> **YOUR GOAL**:
Find the lines holding "责任分工" and copy them.

──────────────────────────────

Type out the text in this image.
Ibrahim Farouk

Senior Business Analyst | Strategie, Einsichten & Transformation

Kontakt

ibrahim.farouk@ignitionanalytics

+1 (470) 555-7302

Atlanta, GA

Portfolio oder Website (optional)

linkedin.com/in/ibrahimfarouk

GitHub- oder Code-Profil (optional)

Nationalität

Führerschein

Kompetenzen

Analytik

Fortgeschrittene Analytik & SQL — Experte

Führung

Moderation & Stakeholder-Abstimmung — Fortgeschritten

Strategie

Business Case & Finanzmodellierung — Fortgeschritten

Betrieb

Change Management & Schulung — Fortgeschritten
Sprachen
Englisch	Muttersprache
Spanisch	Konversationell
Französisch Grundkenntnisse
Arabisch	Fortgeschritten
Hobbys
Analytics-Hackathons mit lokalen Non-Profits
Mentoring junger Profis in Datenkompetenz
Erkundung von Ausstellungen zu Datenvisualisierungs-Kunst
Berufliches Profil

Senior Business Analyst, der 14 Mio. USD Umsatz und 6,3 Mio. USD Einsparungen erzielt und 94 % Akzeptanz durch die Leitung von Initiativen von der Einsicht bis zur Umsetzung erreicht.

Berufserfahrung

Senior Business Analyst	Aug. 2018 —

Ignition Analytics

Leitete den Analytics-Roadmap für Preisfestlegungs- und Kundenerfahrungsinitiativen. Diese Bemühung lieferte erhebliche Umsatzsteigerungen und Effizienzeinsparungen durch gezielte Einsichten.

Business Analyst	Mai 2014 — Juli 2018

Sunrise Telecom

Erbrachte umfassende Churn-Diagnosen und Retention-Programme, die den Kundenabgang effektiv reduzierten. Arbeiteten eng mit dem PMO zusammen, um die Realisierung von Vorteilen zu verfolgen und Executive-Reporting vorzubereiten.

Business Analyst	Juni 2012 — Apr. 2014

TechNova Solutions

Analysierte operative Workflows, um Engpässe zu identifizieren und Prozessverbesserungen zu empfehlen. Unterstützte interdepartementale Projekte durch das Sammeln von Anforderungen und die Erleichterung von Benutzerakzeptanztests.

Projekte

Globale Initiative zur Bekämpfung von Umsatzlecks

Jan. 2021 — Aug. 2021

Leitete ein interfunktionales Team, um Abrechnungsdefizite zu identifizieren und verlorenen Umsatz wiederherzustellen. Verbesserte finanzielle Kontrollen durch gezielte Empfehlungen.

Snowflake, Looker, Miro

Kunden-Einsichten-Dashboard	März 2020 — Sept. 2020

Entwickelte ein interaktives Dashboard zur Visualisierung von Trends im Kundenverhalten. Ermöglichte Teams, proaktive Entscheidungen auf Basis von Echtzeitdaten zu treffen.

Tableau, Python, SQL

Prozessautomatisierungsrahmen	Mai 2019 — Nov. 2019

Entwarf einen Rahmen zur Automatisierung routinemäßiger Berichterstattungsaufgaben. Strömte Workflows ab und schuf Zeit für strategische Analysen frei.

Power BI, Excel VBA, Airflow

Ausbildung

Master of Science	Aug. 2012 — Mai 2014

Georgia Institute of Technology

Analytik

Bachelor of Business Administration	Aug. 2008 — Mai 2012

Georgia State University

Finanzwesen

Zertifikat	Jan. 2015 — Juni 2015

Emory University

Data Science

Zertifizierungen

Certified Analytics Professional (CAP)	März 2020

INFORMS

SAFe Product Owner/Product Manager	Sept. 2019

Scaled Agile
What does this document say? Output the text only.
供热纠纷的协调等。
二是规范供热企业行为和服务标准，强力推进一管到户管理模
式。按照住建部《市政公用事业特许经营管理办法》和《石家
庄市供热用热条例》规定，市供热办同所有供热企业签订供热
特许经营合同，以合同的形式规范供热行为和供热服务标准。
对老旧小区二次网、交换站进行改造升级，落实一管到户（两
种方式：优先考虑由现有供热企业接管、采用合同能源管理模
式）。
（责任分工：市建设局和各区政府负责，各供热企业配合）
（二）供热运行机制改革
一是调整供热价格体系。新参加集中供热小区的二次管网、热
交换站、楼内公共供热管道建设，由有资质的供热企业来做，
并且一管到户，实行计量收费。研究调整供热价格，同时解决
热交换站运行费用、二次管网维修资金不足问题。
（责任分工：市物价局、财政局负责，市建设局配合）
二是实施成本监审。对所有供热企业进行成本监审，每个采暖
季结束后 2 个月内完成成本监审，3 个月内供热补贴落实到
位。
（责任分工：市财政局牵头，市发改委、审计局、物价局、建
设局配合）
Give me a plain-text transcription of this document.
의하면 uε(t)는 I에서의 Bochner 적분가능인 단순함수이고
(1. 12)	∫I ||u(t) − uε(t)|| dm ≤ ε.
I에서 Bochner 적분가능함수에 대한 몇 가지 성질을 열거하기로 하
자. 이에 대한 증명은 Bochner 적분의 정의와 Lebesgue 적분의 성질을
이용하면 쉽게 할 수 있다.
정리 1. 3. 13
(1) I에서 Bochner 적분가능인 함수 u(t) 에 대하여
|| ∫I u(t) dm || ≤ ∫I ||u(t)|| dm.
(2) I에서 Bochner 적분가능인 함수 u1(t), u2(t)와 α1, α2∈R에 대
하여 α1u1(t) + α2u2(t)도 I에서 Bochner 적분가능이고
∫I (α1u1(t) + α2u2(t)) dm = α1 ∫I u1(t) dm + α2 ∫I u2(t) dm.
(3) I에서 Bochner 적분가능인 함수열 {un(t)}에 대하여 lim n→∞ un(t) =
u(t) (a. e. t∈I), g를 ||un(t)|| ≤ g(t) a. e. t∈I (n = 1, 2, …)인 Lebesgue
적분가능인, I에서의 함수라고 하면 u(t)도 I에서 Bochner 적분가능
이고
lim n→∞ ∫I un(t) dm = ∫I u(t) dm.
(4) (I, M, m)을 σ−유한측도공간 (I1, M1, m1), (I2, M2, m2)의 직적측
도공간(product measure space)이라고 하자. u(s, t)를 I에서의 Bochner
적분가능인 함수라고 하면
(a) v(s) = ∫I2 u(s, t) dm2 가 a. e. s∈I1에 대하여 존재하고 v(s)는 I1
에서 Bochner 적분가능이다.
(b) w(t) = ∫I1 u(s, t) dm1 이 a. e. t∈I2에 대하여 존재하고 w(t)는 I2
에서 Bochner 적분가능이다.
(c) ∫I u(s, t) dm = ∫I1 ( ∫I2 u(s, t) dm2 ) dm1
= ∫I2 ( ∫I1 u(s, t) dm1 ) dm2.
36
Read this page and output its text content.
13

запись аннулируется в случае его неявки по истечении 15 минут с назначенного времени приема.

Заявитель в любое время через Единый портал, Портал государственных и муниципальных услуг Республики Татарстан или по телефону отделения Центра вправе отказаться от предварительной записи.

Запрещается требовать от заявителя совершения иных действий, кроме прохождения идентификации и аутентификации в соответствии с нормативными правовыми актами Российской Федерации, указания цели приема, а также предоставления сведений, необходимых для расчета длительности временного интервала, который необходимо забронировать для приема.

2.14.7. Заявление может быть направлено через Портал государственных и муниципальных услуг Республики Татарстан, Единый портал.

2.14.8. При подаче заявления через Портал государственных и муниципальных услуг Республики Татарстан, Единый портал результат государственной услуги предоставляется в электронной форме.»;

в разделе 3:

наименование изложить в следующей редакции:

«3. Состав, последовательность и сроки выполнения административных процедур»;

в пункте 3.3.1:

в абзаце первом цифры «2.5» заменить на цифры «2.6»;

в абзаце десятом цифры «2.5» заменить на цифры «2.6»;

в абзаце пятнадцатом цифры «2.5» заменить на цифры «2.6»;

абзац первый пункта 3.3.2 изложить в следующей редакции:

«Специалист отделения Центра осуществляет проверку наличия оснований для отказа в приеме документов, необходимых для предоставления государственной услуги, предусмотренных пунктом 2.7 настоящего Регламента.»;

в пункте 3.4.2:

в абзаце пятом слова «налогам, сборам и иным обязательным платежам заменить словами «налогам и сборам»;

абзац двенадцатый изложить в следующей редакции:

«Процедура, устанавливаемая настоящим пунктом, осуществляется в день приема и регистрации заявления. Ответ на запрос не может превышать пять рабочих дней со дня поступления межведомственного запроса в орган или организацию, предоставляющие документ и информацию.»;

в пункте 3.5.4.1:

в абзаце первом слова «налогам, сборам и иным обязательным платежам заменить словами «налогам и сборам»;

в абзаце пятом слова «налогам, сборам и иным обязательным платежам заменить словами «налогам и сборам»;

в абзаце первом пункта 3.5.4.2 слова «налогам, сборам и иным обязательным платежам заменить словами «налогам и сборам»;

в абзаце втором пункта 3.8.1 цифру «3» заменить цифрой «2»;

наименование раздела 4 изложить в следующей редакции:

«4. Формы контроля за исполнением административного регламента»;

──────────────────────────────

> **THE RESULT**:
（责任分工：市建设局和各区政府负责，各供热企业配合）
（责任分工：市物价局、财政局负责，市建设局配合）
（责任分工：市财政局牵头，市发改委、审计局、物价局、建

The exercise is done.